Return every line of the material exactly.

MATERIAL FOR THIS TASK »

>> start

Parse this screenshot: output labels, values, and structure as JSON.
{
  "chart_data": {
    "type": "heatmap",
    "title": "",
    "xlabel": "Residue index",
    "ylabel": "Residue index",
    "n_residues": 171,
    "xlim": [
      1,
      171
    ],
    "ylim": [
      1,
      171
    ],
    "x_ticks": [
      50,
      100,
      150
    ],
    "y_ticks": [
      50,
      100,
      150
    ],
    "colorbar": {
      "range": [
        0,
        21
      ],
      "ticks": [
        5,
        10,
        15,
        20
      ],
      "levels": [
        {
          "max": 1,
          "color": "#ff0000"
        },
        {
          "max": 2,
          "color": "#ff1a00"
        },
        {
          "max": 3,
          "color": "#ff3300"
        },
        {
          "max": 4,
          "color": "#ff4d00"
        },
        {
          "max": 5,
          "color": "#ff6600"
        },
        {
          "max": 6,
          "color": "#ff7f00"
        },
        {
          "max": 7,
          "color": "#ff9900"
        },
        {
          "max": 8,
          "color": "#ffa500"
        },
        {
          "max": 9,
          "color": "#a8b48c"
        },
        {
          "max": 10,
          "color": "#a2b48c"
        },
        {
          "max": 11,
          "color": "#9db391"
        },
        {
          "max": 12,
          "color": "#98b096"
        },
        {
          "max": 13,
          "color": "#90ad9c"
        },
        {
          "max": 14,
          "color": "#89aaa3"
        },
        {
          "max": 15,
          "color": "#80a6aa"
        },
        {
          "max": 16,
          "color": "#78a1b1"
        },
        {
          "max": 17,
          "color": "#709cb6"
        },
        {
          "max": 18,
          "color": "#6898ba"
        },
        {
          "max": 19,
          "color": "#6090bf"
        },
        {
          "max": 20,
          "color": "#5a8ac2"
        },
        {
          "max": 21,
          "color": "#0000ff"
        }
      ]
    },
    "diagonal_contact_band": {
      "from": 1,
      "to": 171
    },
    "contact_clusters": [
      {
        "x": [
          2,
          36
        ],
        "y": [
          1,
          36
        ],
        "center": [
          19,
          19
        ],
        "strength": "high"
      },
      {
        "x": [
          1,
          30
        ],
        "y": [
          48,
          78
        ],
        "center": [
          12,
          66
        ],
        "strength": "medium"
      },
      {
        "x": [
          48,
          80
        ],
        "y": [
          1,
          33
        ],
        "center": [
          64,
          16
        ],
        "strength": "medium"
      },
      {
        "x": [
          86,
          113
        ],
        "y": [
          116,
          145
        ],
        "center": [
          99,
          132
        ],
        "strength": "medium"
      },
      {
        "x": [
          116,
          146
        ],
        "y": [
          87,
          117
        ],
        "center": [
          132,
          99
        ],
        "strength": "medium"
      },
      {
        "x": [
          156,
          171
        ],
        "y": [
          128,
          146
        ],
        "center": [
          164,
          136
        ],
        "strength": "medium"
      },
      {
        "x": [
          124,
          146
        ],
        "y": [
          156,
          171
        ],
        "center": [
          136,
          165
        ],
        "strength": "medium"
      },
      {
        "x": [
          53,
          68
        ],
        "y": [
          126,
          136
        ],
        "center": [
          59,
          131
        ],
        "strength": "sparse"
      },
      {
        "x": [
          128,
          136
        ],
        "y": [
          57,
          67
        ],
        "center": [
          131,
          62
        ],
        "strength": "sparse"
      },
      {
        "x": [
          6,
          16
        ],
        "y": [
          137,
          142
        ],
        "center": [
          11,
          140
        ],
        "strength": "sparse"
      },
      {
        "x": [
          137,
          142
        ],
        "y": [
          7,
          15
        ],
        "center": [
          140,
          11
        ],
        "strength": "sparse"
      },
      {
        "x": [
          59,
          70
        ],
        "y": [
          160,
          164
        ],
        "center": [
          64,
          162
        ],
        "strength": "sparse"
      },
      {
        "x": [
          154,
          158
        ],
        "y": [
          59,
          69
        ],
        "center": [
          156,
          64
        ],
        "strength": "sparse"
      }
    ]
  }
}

>> end

OUTPUT FOR THIS EXERCISE »
Parse this screenshot: output labels, values, and structure as JSON.
{
  "chart_data": {
    "type": "heatmap",
    "title": "",
    "xlabel": "Residue index",
    "ylabel": "Residue index",
    "n_residues": 171,
    "xlim": [
      1,
      171
    ],
    "ylim": [
      1,
      171
    ],
    "x_ticks": [
      50,
      100,
      150
    ],
    "y_ticks": [
      50,
      100,
      150
    ],
    "colorbar": {
      "range": [
        0,
        21
      ],
      "ticks": [
        5,
        10,
        15,
        20
      ],
      "levels": [
        {
          "max": 1,
          "color": "#ff0000"
        },
        {
          "max": 2,
          "color": "#ff1a00"
        },
        {
          "max": 3,
          "color": "#ff3300"
        },
        {
          "max": 4,
          "color": "#ff4d00"
        },
        {
          "max": 5,
          "color": "#ff6600"
        },
        {
          "max": 6,
          "color": "#ff7f00"
        },
        {
          "max": 7,
          "color": "#ff9900"
        },
        {
          "max": 8,
          "color": "#ffa500"
        },
        {
          "max": 9,
          "color": "#a8b48c"
        },
        {
          "max": 10,
          "color": "#a2b48c"
        },
        {
          "max": 11,
          "color": "#9db391"
        },
        {
          "max": 12,
          "color": "#98b096"
        },
        {
          "max": 13,
          "color": "#90ad9c"
        },
        {
          "max": 14,
          "color": "#89aaa3"
        },
        {
          "max": 15,
          "color": "#80a6aa"
        },
        {
          "max": 16,
          "color": "#78a1b1"
        },
        {
          "max": 17,
          "color": "#709cb6"
        },
        {
          "max": 18,
          "color": "#6898ba"
        },
        {
          "max": 19,
          "color": "#6090bf"
        },
        {
          "max": 20,
          "color": "#5a8ac2"
        },
        {
          "max": 21,
          "color": "#0000ff"
        }
      ]
    },
    "diagonal_contact_band": {
      "from": 1,
      "to": 171
    },
    "contact_clusters": [
      {
        "x": [
          2,
          36
        ],
        "y": [
          1,
          36
        ],
        "center": [
          19,
          19
        ],
        "strength": "high"
      },
      {
        "x": [
          1,
          30
        ],
        "y": [
          48,
          78
        ],
        "center": [
          12,
          66
        ],
        "strength": "medium"
      },
      {
        "x": [
          48,
          80
        ],
        "y": [
          1,
          33
        ],
        "center": [
          64,
          16
        ],
        "strength": "medium"
      },
      {
        "x": [
          86,
          113
        ],
        "y": [
          116,
          145
        ],
        "center": [
          99,
          132
        ],
        "strength": "medium"
      },
      {
        "x": [
          116,
          146
        ],
        "y": [
          87,
          117
        ],
        "center": [
          132,
          99
        ],
        "strength": "medium"
      },
      {
        "x": [
          156,
          171
        ],
        "y": [
          128,
          146
        ],
        "center": [
          164,
          136
        ],
        "strength": "medium"
      },
      {
        "x": [
          124,
          146
        ],
        "y": [
          156,
          171
        ],
        "center": [
          136,
          165
        ],
        "strength": "medium"
      },
      {
        "x": [
          53,
          68
        ],
        "y": [
          126,
          136
        ],
        "center": [
          59,
          131
        ],
        "strength": "sparse"
      },
      {
        "x": [
          128,
          136
        ],
        "y": [
          57,
          67
        ],
        "center": [
          131,
          62
        ],
        "strength": "sparse"
      },
      {
        "x": [
          6,
          16
        ],
        "y": [
          137,
          142
        ],
        "center": [
          11,
          140
        ],
        "strength": "sparse"
      },
      {
        "x": [
          137,
          142
        ],
        "y": [
          7,
          15
        ],
        "center": [
          140,
          11
        ],
        "strength": "sparse"
      },
      {
        "x": [
          59,
          70
        ],
        "y": [
          160,
          164
        ],
        "center": [
          64,
          162
        ],
        "strength": "sparse"
      },
      {
        "x": [
          154,
          158
        ],
        "y": [
          59,
          69
        ],
        "center": [
          156,
          64
        ],
        "strength": "sparse"
      }
    ]
  }
}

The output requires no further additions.